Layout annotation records
________________________

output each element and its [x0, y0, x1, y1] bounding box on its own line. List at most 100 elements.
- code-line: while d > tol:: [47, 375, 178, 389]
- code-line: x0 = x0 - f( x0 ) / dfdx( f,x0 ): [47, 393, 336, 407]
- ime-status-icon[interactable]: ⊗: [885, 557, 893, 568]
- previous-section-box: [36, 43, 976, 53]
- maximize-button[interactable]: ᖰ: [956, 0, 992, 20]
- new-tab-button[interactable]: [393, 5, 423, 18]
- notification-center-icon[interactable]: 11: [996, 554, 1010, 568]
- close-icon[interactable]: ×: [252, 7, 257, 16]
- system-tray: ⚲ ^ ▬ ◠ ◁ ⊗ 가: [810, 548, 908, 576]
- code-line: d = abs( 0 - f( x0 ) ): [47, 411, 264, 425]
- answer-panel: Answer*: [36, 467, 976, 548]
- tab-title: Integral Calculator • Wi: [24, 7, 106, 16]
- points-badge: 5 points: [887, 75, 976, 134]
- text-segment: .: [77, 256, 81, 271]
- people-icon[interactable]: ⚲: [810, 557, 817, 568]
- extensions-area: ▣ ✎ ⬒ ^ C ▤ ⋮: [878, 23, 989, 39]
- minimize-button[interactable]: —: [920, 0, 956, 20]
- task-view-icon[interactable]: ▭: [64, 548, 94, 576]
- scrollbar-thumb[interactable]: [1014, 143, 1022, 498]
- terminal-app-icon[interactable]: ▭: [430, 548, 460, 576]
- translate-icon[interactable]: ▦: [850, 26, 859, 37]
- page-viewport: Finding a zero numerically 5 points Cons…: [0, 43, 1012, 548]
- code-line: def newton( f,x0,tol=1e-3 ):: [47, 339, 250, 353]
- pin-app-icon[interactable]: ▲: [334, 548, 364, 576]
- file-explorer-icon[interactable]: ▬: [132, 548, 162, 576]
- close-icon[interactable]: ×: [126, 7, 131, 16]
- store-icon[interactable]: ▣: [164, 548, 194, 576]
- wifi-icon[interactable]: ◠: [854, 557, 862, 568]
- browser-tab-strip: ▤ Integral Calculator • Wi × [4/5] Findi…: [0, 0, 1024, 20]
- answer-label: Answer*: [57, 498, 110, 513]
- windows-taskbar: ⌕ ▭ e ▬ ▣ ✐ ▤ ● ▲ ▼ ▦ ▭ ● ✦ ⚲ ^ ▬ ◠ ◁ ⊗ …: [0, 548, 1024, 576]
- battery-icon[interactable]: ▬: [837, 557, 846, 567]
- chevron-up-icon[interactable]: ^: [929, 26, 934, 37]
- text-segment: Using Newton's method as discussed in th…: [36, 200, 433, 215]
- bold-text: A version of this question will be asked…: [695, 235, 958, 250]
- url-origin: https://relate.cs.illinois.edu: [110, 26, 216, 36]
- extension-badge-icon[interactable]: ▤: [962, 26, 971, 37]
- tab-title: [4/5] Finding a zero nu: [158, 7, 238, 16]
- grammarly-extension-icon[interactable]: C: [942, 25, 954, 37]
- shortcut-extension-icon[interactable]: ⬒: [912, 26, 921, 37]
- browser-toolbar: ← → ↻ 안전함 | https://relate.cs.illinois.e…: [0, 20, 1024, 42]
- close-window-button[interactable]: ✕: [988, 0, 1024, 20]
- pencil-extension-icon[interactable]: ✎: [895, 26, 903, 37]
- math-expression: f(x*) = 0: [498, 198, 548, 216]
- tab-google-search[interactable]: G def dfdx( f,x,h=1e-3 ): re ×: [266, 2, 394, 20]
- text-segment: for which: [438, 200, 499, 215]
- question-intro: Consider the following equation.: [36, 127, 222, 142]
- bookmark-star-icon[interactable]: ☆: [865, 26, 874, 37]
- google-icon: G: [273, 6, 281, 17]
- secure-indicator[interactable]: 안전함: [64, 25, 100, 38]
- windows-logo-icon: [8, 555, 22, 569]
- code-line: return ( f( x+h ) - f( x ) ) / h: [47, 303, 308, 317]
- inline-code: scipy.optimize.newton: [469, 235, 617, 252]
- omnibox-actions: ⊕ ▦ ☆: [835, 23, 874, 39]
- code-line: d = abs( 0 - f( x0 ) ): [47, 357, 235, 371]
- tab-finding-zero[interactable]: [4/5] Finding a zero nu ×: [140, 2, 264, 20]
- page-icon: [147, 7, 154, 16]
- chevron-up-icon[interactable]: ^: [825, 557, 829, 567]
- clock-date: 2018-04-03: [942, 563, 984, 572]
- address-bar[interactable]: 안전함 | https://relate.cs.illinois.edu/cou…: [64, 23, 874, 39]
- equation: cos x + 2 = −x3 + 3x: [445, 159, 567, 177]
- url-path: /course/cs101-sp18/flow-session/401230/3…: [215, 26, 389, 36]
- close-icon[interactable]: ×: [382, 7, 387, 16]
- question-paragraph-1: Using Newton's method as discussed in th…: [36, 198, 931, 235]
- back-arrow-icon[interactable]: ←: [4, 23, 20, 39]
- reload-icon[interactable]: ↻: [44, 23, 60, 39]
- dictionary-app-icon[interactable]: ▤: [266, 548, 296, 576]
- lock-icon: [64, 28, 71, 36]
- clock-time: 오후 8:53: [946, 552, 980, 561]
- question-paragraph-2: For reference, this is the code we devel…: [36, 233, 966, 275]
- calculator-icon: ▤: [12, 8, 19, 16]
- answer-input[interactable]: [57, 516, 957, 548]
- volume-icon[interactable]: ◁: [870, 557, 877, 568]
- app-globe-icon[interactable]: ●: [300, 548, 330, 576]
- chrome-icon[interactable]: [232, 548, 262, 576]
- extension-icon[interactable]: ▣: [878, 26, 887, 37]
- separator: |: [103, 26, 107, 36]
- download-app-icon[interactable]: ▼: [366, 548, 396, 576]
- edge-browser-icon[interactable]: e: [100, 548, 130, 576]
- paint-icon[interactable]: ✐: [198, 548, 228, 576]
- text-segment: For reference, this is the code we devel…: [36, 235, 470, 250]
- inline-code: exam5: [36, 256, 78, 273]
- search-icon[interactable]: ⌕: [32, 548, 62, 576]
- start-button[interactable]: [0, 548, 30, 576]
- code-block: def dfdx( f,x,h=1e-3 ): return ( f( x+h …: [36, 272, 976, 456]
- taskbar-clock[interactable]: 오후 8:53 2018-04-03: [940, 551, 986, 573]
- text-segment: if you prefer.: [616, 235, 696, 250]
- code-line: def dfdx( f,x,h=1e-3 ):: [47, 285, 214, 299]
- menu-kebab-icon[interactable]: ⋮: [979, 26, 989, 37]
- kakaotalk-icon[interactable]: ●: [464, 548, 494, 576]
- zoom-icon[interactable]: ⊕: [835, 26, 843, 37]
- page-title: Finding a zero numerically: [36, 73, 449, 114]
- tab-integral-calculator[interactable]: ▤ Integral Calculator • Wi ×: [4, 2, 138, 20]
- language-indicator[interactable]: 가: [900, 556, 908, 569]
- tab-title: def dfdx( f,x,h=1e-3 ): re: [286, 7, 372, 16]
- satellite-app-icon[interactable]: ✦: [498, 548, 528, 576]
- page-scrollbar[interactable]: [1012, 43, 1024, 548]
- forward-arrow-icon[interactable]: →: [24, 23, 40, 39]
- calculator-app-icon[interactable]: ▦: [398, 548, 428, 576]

________________________

Your task:
Please copy every line of the records above character for character, changing nothing.

Written answer:
output each element and its [x0, y0, x1, y1] bounding box on its own line. List at most 100 elements.
- code-line: while d > tol:: [47, 375, 178, 389]
- code-line: x0 = x0 - f( x0 ) / dfdx( f,x0 ): [47, 393, 336, 407]
- ime-status-icon[interactable]: ⊗: [885, 557, 893, 568]
- previous-section-box: [36, 43, 976, 53]
- maximize-button[interactable]: ᖰ: [956, 0, 992, 20]
- new-tab-button[interactable]: [393, 5, 423, 18]
- notification-center-icon[interactable]: 11: [996, 554, 1010, 568]
- close-icon[interactable]: ×: [252, 7, 257, 16]
- system-tray: ⚲ ^ ▬ ◠ ◁ ⊗ 가: [810, 548, 908, 576]
- code-line: d = abs( 0 - f( x0 ) ): [47, 411, 264, 425]
- answer-panel: Answer*: [36, 467, 976, 548]
- tab-title: Integral Calculator • Wi: [24, 7, 106, 16]
- points-badge: 5 points: [887, 75, 976, 134]
- text-segment: .: [77, 256, 81, 271]
- people-icon[interactable]: ⚲: [810, 557, 817, 568]
- extensions-area: ▣ ✎ ⬒ ^ C ▤ ⋮: [878, 23, 989, 39]
- minimize-button[interactable]: —: [920, 0, 956, 20]
- task-view-icon[interactable]: ▭: [64, 548, 94, 576]
- scrollbar-thumb[interactable]: [1014, 143, 1022, 498]
- terminal-app-icon[interactable]: ▭: [430, 548, 460, 576]
- translate-icon[interactable]: ▦: [850, 26, 859, 37]
- page-viewport: Finding a zero numerically 5 points Cons…: [0, 43, 1012, 548]
- code-line: def newton( f,x0,tol=1e-3 ):: [47, 339, 250, 353]
- pin-app-icon[interactable]: ▲: [334, 548, 364, 576]
- file-explorer-icon[interactable]: ▬: [132, 548, 162, 576]
- close-icon[interactable]: ×: [126, 7, 131, 16]
- store-icon[interactable]: ▣: [164, 548, 194, 576]
- wifi-icon[interactable]: ◠: [854, 557, 862, 568]
- browser-tab-strip: ▤ Integral Calculator • Wi × [4/5] Findi…: [0, 0, 1024, 20]
- answer-label: Answer*: [57, 498, 110, 513]
- windows-taskbar: ⌕ ▭ e ▬ ▣ ✐ ▤ ● ▲ ▼ ▦ ▭ ● ✦ ⚲ ^ ▬ ◠ ◁ ⊗ …: [0, 548, 1024, 576]
- battery-icon[interactable]: ▬: [837, 557, 846, 567]
- chevron-up-icon[interactable]: ^: [929, 26, 934, 37]
- text-segment: Using Newton's method as discussed in th…: [36, 200, 433, 215]
- bold-text: A version of this question will be asked…: [695, 235, 958, 250]
- url-origin: https://relate.cs.illinois.edu: [110, 26, 216, 36]
- extension-badge-icon[interactable]: ▤: [962, 26, 971, 37]
- tab-title: [4/5] Finding a zero nu: [158, 7, 238, 16]
- grammarly-extension-icon[interactable]: C: [942, 25, 954, 37]
- shortcut-extension-icon[interactable]: ⬒: [912, 26, 921, 37]
- browser-toolbar: ← → ↻ 안전함 | https://relate.cs.illinois.e…: [0, 20, 1024, 42]
- close-window-button[interactable]: ✕: [988, 0, 1024, 20]
- pencil-extension-icon[interactable]: ✎: [895, 26, 903, 37]
- math-expression: f(x*) = 0: [498, 198, 548, 216]
- tab-google-search[interactable]: G def dfdx( f,x,h=1e-3 ): re ×: [266, 2, 394, 20]
- text-segment: for which: [438, 200, 499, 215]
- question-intro: Consider the following equation.: [36, 127, 222, 142]
- bookmark-star-icon[interactable]: ☆: [865, 26, 874, 37]
- google-icon: G: [273, 6, 281, 17]
- secure-indicator[interactable]: 안전함: [64, 25, 100, 38]
- windows-logo-icon: [8, 555, 22, 569]
- code-line: return ( f( x+h ) - f( x ) ) / h: [47, 303, 308, 317]
- inline-code: scipy.optimize.newton: [469, 235, 617, 252]
- omnibox-actions: ⊕ ▦ ☆: [835, 23, 874, 39]
- code-line: d = abs( 0 - f( x0 ) ): [47, 357, 235, 371]
- tab-finding-zero[interactable]: [4/5] Finding a zero nu ×: [140, 2, 264, 20]
- page-icon: [147, 7, 154, 16]
- chevron-up-icon[interactable]: ^: [825, 557, 829, 567]
- clock-date: 2018-04-03: [942, 563, 984, 572]
- address-bar[interactable]: 안전함 | https://relate.cs.illinois.edu/cou…: [64, 23, 874, 39]
- equation: cos x + 2 = −x3 + 3x: [445, 159, 567, 177]
- url-path: /course/cs101-sp18/flow-session/401230/3…: [215, 26, 389, 36]
- close-icon[interactable]: ×: [382, 7, 387, 16]
- question-paragraph-1: Using Newton's method as discussed in th…: [36, 198, 931, 235]
- back-arrow-icon[interactable]: ←: [4, 23, 20, 39]
- reload-icon[interactable]: ↻: [44, 23, 60, 39]
- dictionary-app-icon[interactable]: ▤: [266, 548, 296, 576]
- lock-icon: [64, 28, 71, 36]
- clock-time: 오후 8:53: [946, 552, 980, 561]
- question-paragraph-2: For reference, this is the code we devel…: [36, 233, 966, 275]
- calculator-icon: ▤: [12, 8, 19, 16]
- answer-input[interactable]: [57, 516, 957, 548]
- volume-icon[interactable]: ◁: [870, 557, 877, 568]
- app-globe-icon[interactable]: ●: [300, 548, 330, 576]
- chrome-icon[interactable]: [232, 548, 262, 576]
- extension-icon[interactable]: ▣: [878, 26, 887, 37]
- separator: |: [103, 26, 107, 36]
- download-app-icon[interactable]: ▼: [366, 548, 396, 576]
- edge-browser-icon[interactable]: e: [100, 548, 130, 576]
- paint-icon[interactable]: ✐: [198, 548, 228, 576]
- text-segment: For reference, this is the code we devel…: [36, 235, 470, 250]
- inline-code: exam5: [36, 256, 78, 273]
- search-icon[interactable]: ⌕: [32, 548, 62, 576]
- start-button[interactable]: [0, 548, 30, 576]
- code-block: def dfdx( f,x,h=1e-3 ): return ( f( x+h …: [36, 272, 976, 456]
- taskbar-clock[interactable]: 오후 8:53 2018-04-03: [940, 551, 986, 573]
- text-segment: if you prefer.: [616, 235, 696, 250]
- code-line: def dfdx( f,x,h=1e-3 ):: [47, 285, 214, 299]
- menu-kebab-icon[interactable]: ⋮: [979, 26, 989, 37]
- kakaotalk-icon[interactable]: ●: [464, 548, 494, 576]
- zoom-icon[interactable]: ⊕: [835, 26, 843, 37]
- page-title: Finding a zero numerically: [36, 73, 449, 114]
- tab-integral-calculator[interactable]: ▤ Integral Calculator • Wi ×: [4, 2, 138, 20]
- language-indicator[interactable]: 가: [900, 556, 908, 569]
- tab-title: def dfdx( f,x,h=1e-3 ): re: [286, 7, 372, 16]
- satellite-app-icon[interactable]: ✦: [498, 548, 528, 576]
- page-scrollbar[interactable]: [1012, 43, 1024, 548]
- forward-arrow-icon[interactable]: →: [24, 23, 40, 39]
- calculator-app-icon[interactable]: ▦: [398, 548, 428, 576]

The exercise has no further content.